Your objective:
Without the pictures, copy the entries below word for word.

· · · · · · ·

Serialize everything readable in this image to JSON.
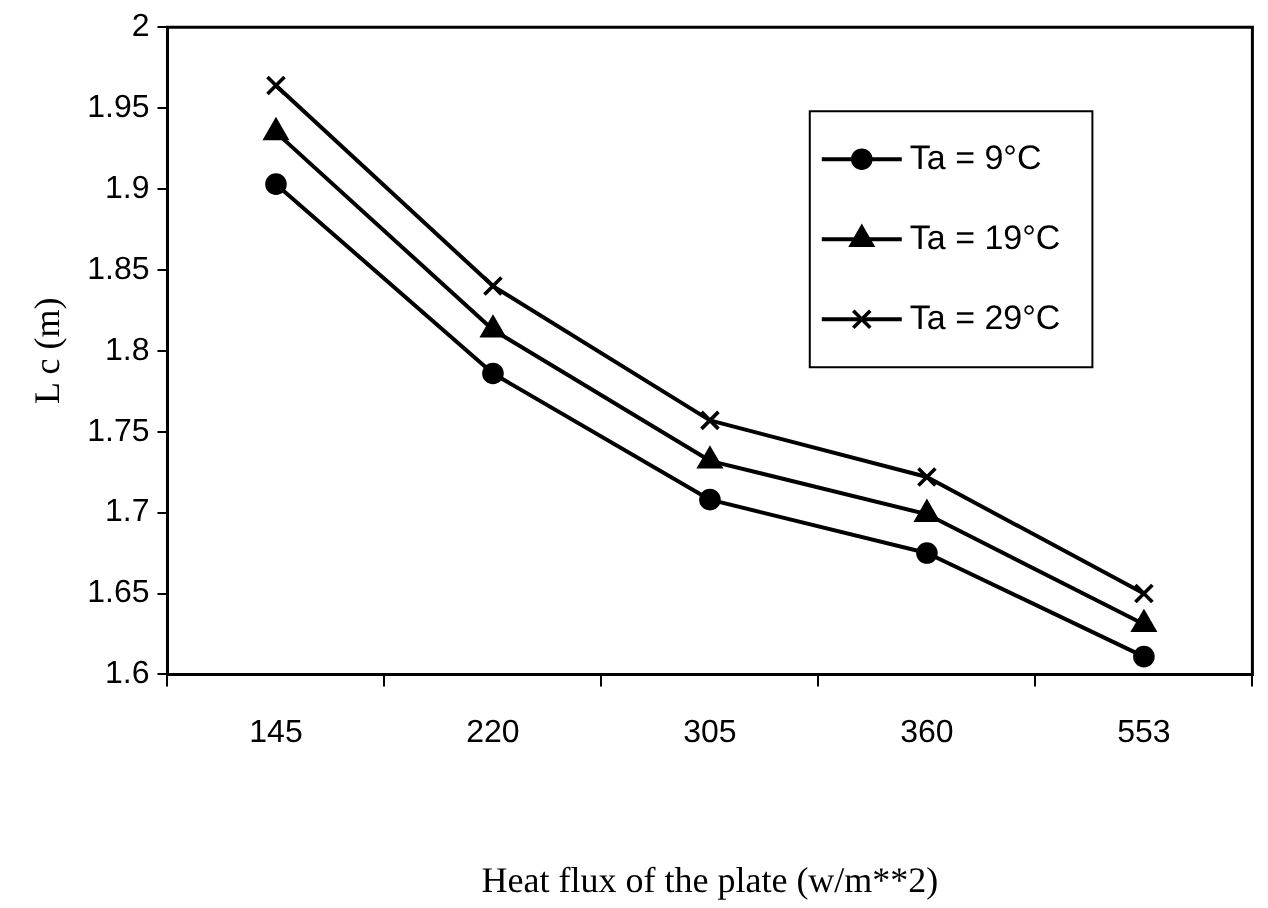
{
  "chart_data": {
    "type": "line",
    "xlabel": "Heat flux of the plate (w/m**2)",
    "ylabel": "L c (m)",
    "categories": [
      "145",
      "220",
      "305",
      "360",
      "553"
    ],
    "series": [
      {
        "name": "Ta = 9°C",
        "color": "#000000",
        "marker": "circle",
        "values": [
          1.903,
          1.786,
          1.708,
          1.675,
          1.611
        ]
      },
      {
        "name": "Ta = 19°C",
        "color": "#000000",
        "marker": "triangle",
        "values": [
          1.935,
          1.813,
          1.732,
          1.699,
          1.631
        ]
      },
      {
        "name": "Ta = 29°C",
        "color": "#000000",
        "marker": "cross",
        "values": [
          1.964,
          1.84,
          1.757,
          1.722,
          1.65
        ]
      }
    ],
    "ylim": [
      1.6,
      2
    ],
    "yticks": [
      1.6,
      1.65,
      1.7,
      1.75,
      1.8,
      1.85,
      1.9,
      1.95,
      2
    ],
    "grid": false,
    "legend": "top right",
    "line_style": "solid"
  }
}
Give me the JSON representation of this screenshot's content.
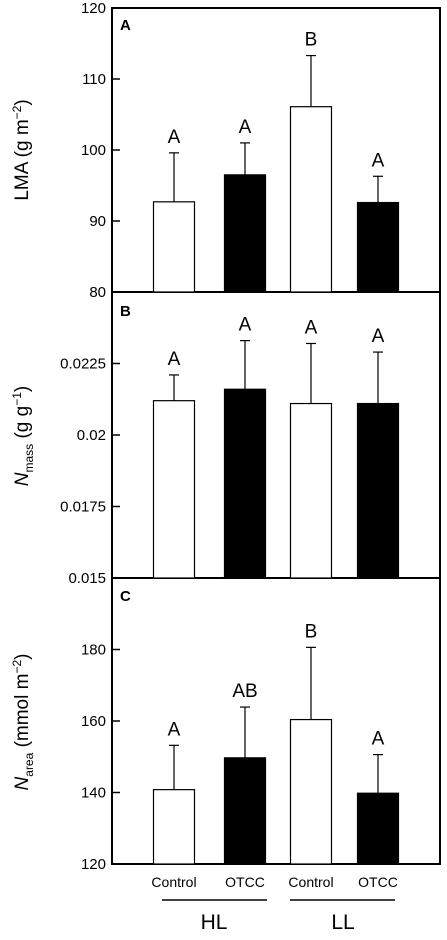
{
  "chart_data": [
    {
      "type": "bar",
      "panel": "A",
      "ylabel_main": "LMA (g m",
      "ylabel_sup": "−2",
      "ylabel_end": ")",
      "ylim": [
        80,
        120
      ],
      "ticks": [
        80,
        90,
        100,
        110,
        120
      ],
      "tick_labels": [
        "80",
        "90",
        "100",
        "110",
        "120"
      ],
      "categories": [
        "Control",
        "OTCC",
        "Control",
        "OTCC"
      ],
      "values": [
        92.7,
        96.5,
        106.1,
        92.6
      ],
      "errors": [
        6.9,
        4.5,
        7.2,
        3.7
      ],
      "letters": [
        "A",
        "A",
        "B",
        "A"
      ],
      "fills": [
        "#ffffff",
        "#000000",
        "#ffffff",
        "#000000"
      ]
    },
    {
      "type": "bar",
      "panel": "B",
      "ylabel_main": "N",
      "ylabel_sub": "mass",
      "ylabel_rest": " (g g",
      "ylabel_sup": "−1",
      "ylabel_end": ")",
      "ylim": [
        0.015,
        0.025
      ],
      "ticks": [
        0.015,
        0.0175,
        0.02,
        0.0225
      ],
      "tick_labels": [
        "0.015",
        "0.0175",
        "0.02",
        "0.0225"
      ],
      "categories": [
        "Control",
        "OTCC",
        "Control",
        "OTCC"
      ],
      "values": [
        0.0212,
        0.0216,
        0.0211,
        0.0211
      ],
      "errors": [
        0.0009,
        0.0017,
        0.0021,
        0.0018
      ],
      "letters": [
        "A",
        "A",
        "A",
        "A"
      ],
      "fills": [
        "#ffffff",
        "#000000",
        "#ffffff",
        "#000000"
      ]
    },
    {
      "type": "bar",
      "panel": "C",
      "ylabel_main": "N",
      "ylabel_sub": "area",
      "ylabel_rest": " (mmol m",
      "ylabel_sup": "−2",
      "ylabel_end": ")",
      "ylim": [
        120,
        200
      ],
      "ticks": [
        120,
        140,
        160,
        180
      ],
      "tick_labels": [
        "120",
        "140",
        "160",
        "180"
      ],
      "categories": [
        "Control",
        "OTCC",
        "Control",
        "OTCC"
      ],
      "values": [
        140.8,
        149.7,
        160.4,
        139.8
      ],
      "errors": [
        12.4,
        14.2,
        20.2,
        10.8
      ],
      "letters": [
        "A",
        "AB",
        "B",
        "A"
      ],
      "fills": [
        "#ffffff",
        "#000000",
        "#ffffff",
        "#000000"
      ]
    }
  ],
  "x_labels": [
    "Control",
    "OTCC",
    "Control",
    "OTCC"
  ],
  "groups": [
    "HL",
    "LL"
  ]
}
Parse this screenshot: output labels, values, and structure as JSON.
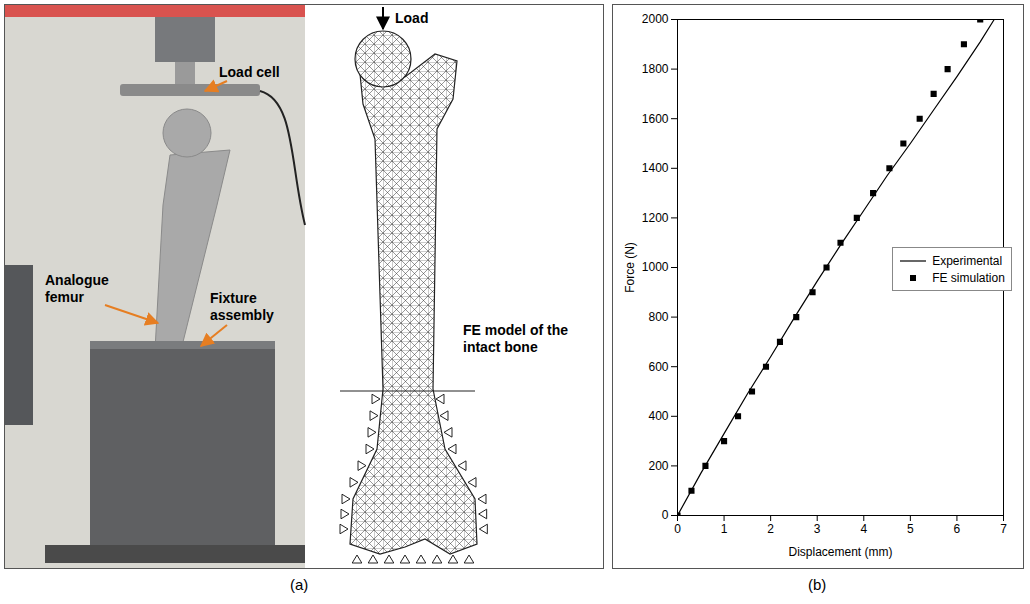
{
  "panel_a": {
    "labels": {
      "load_cell": "Load cell",
      "analogue_femur": "Analogue femur",
      "fixture_assembly": "Fixture assembly",
      "load": "Load",
      "fe_model": "FE model of the intact bone"
    },
    "caption": "(a)"
  },
  "chart_data": {
    "type": "line",
    "caption": "(b)",
    "x_label": "Displacement (mm)",
    "y_label": "Force (N)",
    "xlim": [
      0,
      7
    ],
    "xticks": [
      0,
      1,
      2,
      3,
      4,
      5,
      6,
      7
    ],
    "ylim": [
      0,
      2000
    ],
    "yticks": [
      0,
      200,
      400,
      600,
      800,
      1000,
      1200,
      1400,
      1600,
      1800,
      2000
    ],
    "grid": false,
    "legend": "right",
    "series": [
      {
        "name": "Experimental",
        "type": "line",
        "color": "#000000",
        "line_style": "solid",
        "x": [
          0,
          0.5,
          1,
          1.5,
          2,
          2.5,
          3,
          3.5,
          4,
          4.5,
          5,
          5.5,
          6,
          6.5,
          6.8
        ],
        "values": [
          0,
          170,
          330,
          490,
          640,
          795,
          945,
          1090,
          1230,
          1370,
          1500,
          1635,
          1770,
          1910,
          2000
        ]
      },
      {
        "name": "FE simulation",
        "type": "scatter",
        "color": "#000000",
        "marker": "square",
        "x": [
          0,
          0.3,
          0.6,
          1.0,
          1.3,
          1.6,
          1.9,
          2.2,
          2.55,
          2.9,
          3.2,
          3.5,
          3.85,
          4.2,
          4.55,
          4.85,
          5.2,
          5.5,
          5.8,
          6.15,
          6.5
        ],
        "values": [
          0,
          100,
          200,
          300,
          400,
          500,
          600,
          700,
          800,
          900,
          1000,
          1100,
          1200,
          1300,
          1400,
          1500,
          1600,
          1700,
          1800,
          1900,
          2000
        ]
      }
    ]
  }
}
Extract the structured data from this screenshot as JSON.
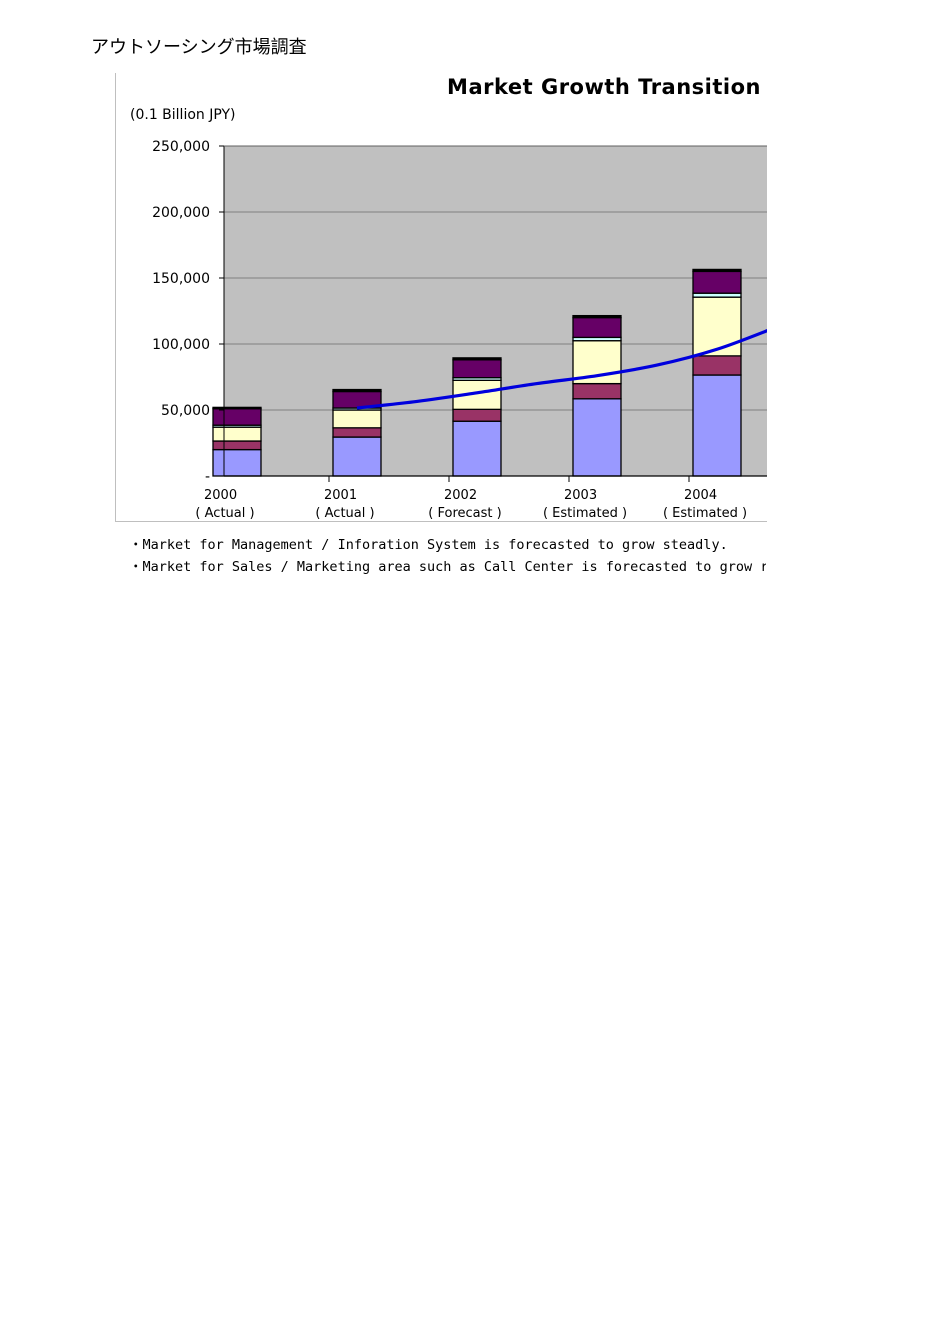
{
  "page": {
    "header": "アウトソーシング市場調査"
  },
  "chart_data": {
    "type": "bar",
    "stacked": true,
    "title": "Market Growth Transition",
    "ylabel": "(0.1 Billion JPY)",
    "xlabel": "",
    "categories": [
      "2000",
      "2001",
      "2002",
      "2003",
      "2004"
    ],
    "category_sublabels": [
      "( Actual )",
      "( Actual )",
      "( Forecast )",
      "( Estimated )",
      "( Estimated )"
    ],
    "ylim": [
      0,
      250000
    ],
    "yticks": [
      0,
      50000,
      100000,
      150000,
      200000,
      250000
    ],
    "ytick_labels": [
      "-",
      "50,000",
      "100,000",
      "150,000",
      "200,000",
      "250,000"
    ],
    "grid": true,
    "plot_background": "#c0c0c0",
    "series": [
      {
        "color": "#9999ff",
        "values": [
          20000,
          29500,
          41500,
          58500,
          76500
        ]
      },
      {
        "color": "#993366",
        "values": [
          6500,
          7000,
          9000,
          11500,
          14500
        ]
      },
      {
        "color": "#ffffcc",
        "values": [
          10500,
          13500,
          22000,
          32500,
          44500
        ]
      },
      {
        "color": "#ccffff",
        "values": [
          1500,
          1500,
          2000,
          2500,
          3000
        ]
      },
      {
        "color": "#660066",
        "values": [
          12500,
          12500,
          13500,
          15000,
          16500
        ]
      },
      {
        "color": "#000000",
        "values": [
          1000,
          1500,
          1500,
          1500,
          1500
        ]
      }
    ],
    "trend_line": {
      "color": "#0000dd",
      "x": [
        1,
        1.5,
        2,
        2.5,
        3,
        3.5,
        4,
        4.5
      ],
      "y": [
        51500,
        56500,
        63000,
        70000,
        76000,
        84000,
        96000,
        113000
      ]
    }
  },
  "notes": [
    "・Market for Management / Inforation System is forecasted to grow steadly.",
    "・Market for Sales / Marketing area such as Call Center is forecasted to grow rapidly."
  ]
}
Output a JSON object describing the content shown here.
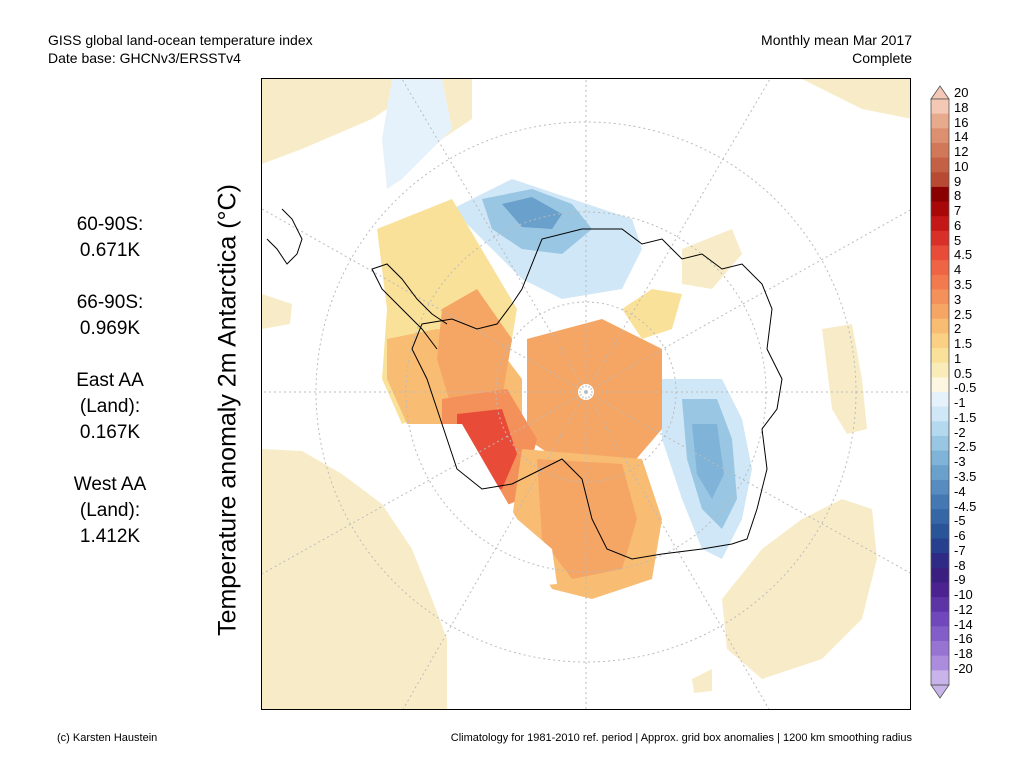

· · · · · · ·

Task response:
Serialize everything readable in this image to JSON.
{
  "chart_data": {
    "type": "line",
    "xlabel": "Heat flux of the plate (w/m**2)",
    "ylabel": "L c (m)",
    "categories": [
      "145",
      "220",
      "305",
      "360",
      "553"
    ],
    "series": [
      {
        "name": "Ta = 9°C",
        "color": "#000000",
        "marker": "circle",
        "values": [
          1.903,
          1.786,
          1.708,
          1.675,
          1.611
        ]
      },
      {
        "name": "Ta = 19°C",
        "color": "#000000",
        "marker": "triangle",
        "values": [
          1.935,
          1.813,
          1.732,
          1.699,
          1.631
        ]
      },
      {
        "name": "Ta = 29°C",
        "color": "#000000",
        "marker": "cross",
        "values": [
          1.964,
          1.84,
          1.757,
          1.722,
          1.65
        ]
      }
    ],
    "ylim": [
      1.6,
      2
    ],
    "yticks": [
      1.6,
      1.65,
      1.7,
      1.75,
      1.8,
      1.85,
      1.9,
      1.95,
      2
    ],
    "grid": false,
    "legend": "top right",
    "line_style": "solid"
  }
}
Give me the JSON representation of this screenshot's content.
{
  "chart_data": [
    {
      "type": "bar",
      "panel": "A",
      "ylabel_main": "LMA (g m",
      "ylabel_sup": "−2",
      "ylabel_end": ")",
      "ylim": [
        80,
        120
      ],
      "ticks": [
        80,
        90,
        100,
        110,
        120
      ],
      "tick_labels": [
        "80",
        "90",
        "100",
        "110",
        "120"
      ],
      "categories": [
        "Control",
        "OTCC",
        "Control",
        "OTCC"
      ],
      "values": [
        92.7,
        96.5,
        106.1,
        92.6
      ],
      "errors": [
        6.9,
        4.5,
        7.2,
        3.7
      ],
      "letters": [
        "A",
        "A",
        "B",
        "A"
      ],
      "fills": [
        "#ffffff",
        "#000000",
        "#ffffff",
        "#000000"
      ]
    },
    {
      "type": "bar",
      "panel": "B",
      "ylabel_main": "N",
      "ylabel_sub": "mass",
      "ylabel_rest": " (g g",
      "ylabel_sup": "−1",
      "ylabel_end": ")",
      "ylim": [
        0.015,
        0.025
      ],
      "ticks": [
        0.015,
        0.0175,
        0.02,
        0.0225
      ],
      "tick_labels": [
        "0.015",
        "0.0175",
        "0.02",
        "0.0225"
      ],
      "categories": [
        "Control",
        "OTCC",
        "Control",
        "OTCC"
      ],
      "values": [
        0.0212,
        0.0216,
        0.0211,
        0.0211
      ],
      "errors": [
        0.0009,
        0.0017,
        0.0021,
        0.0018
      ],
      "letters": [
        "A",
        "A",
        "A",
        "A"
      ],
      "fills": [
        "#ffffff",
        "#000000",
        "#ffffff",
        "#000000"
      ]
    },
    {
      "type": "bar",
      "panel": "C",
      "ylabel_main": "N",
      "ylabel_sub": "area",
      "ylabel_rest": " (mmol m",
      "ylabel_sup": "−2",
      "ylabel_end": ")",
      "ylim": [
        120,
        200
      ],
      "ticks": [
        120,
        140,
        160,
        180
      ],
      "tick_labels": [
        "120",
        "140",
        "160",
        "180"
      ],
      "categories": [
        "Control",
        "OTCC",
        "Control",
        "OTCC"
      ],
      "values": [
        140.8,
        149.7,
        160.4,
        139.8
      ],
      "errors": [
        12.4,
        14.2,
        20.2,
        10.8
      ],
      "letters": [
        "A",
        "AB",
        "B",
        "A"
      ],
      "fills": [
        "#ffffff",
        "#000000",
        "#ffffff",
        "#000000"
      ]
    }
  ],
  "x_labels": [
    "Control",
    "OTCC",
    "Control",
    "OTCC"
  ],
  "groups": [
    "HL",
    "LL"
  ]
}
Parse this screenshot: output labels, values, and structure as JSON.
{
  "panel_a": {
    "labels": {
      "load_cell": "Load cell",
      "analogue_femur": "Analogue femur",
      "fixture_assembly": "Fixture assembly",
      "load": "Load",
      "fe_model": "FE model of the intact bone"
    },
    "caption": "(a)"
  },
  "chart_data": {
    "type": "line",
    "caption": "(b)",
    "x_label": "Displacement (mm)",
    "y_label": "Force (N)",
    "xlim": [
      0,
      7
    ],
    "xticks": [
      0,
      1,
      2,
      3,
      4,
      5,
      6,
      7
    ],
    "ylim": [
      0,
      2000
    ],
    "yticks": [
      0,
      200,
      400,
      600,
      800,
      1000,
      1200,
      1400,
      1600,
      1800,
      2000
    ],
    "grid": false,
    "legend": "right",
    "series": [
      {
        "name": "Experimental",
        "type": "line",
        "color": "#000000",
        "line_style": "solid",
        "x": [
          0,
          0.5,
          1,
          1.5,
          2,
          2.5,
          3,
          3.5,
          4,
          4.5,
          5,
          5.5,
          6,
          6.5,
          6.8
        ],
        "values": [
          0,
          170,
          330,
          490,
          640,
          795,
          945,
          1090,
          1230,
          1370,
          1500,
          1635,
          1770,
          1910,
          2000
        ]
      },
      {
        "name": "FE simulation",
        "type": "scatter",
        "color": "#000000",
        "marker": "square",
        "x": [
          0,
          0.3,
          0.6,
          1.0,
          1.3,
          1.6,
          1.9,
          2.2,
          2.55,
          2.9,
          3.2,
          3.5,
          3.85,
          4.2,
          4.55,
          4.85,
          5.2,
          5.5,
          5.8,
          6.15,
          6.5
        ],
        "values": [
          0,
          100,
          200,
          300,
          400,
          500,
          600,
          700,
          800,
          900,
          1000,
          1100,
          1200,
          1300,
          1400,
          1500,
          1600,
          1700,
          1800,
          1900,
          2000
        ]
      }
    ]
  }
}
Extract the structured data from this screenshot as JSON.
{
  "page": {
    "header": "アウトソーシング市場調査"
  },
  "chart_data": {
    "type": "bar",
    "stacked": true,
    "title": "Market Growth Transition",
    "ylabel": "(0.1 Billion JPY)",
    "xlabel": "",
    "categories": [
      "2000",
      "2001",
      "2002",
      "2003",
      "2004"
    ],
    "category_sublabels": [
      "( Actual )",
      "( Actual )",
      "( Forecast )",
      "( Estimated )",
      "( Estimated )"
    ],
    "ylim": [
      0,
      250000
    ],
    "yticks": [
      0,
      50000,
      100000,
      150000,
      200000,
      250000
    ],
    "ytick_labels": [
      "-",
      "50,000",
      "100,000",
      "150,000",
      "200,000",
      "250,000"
    ],
    "grid": true,
    "plot_background": "#c0c0c0",
    "series": [
      {
        "color": "#9999ff",
        "values": [
          20000,
          29500,
          41500,
          58500,
          76500
        ]
      },
      {
        "color": "#993366",
        "values": [
          6500,
          7000,
          9000,
          11500,
          14500
        ]
      },
      {
        "color": "#ffffcc",
        "values": [
          10500,
          13500,
          22000,
          32500,
          44500
        ]
      },
      {
        "color": "#ccffff",
        "values": [
          1500,
          1500,
          2000,
          2500,
          3000
        ]
      },
      {
        "color": "#660066",
        "values": [
          12500,
          12500,
          13500,
          15000,
          16500
        ]
      },
      {
        "color": "#000000",
        "values": [
          1000,
          1500,
          1500,
          1500,
          1500
        ]
      }
    ],
    "trend_line": {
      "color": "#0000dd",
      "x": [
        1,
        1.5,
        2,
        2.5,
        3,
        3.5,
        4,
        4.5
      ],
      "y": [
        51500,
        56500,
        63000,
        70000,
        76000,
        84000,
        96000,
        113000
      ]
    }
  },
  "notes": [
    "・Market for Management / Inforation System is forecasted to grow steadly.",
    "・Market for Sales / Marketing area such as Call Center is forecasted to grow rapidly."
  ]
}
Output a JSON object describing the content shown here.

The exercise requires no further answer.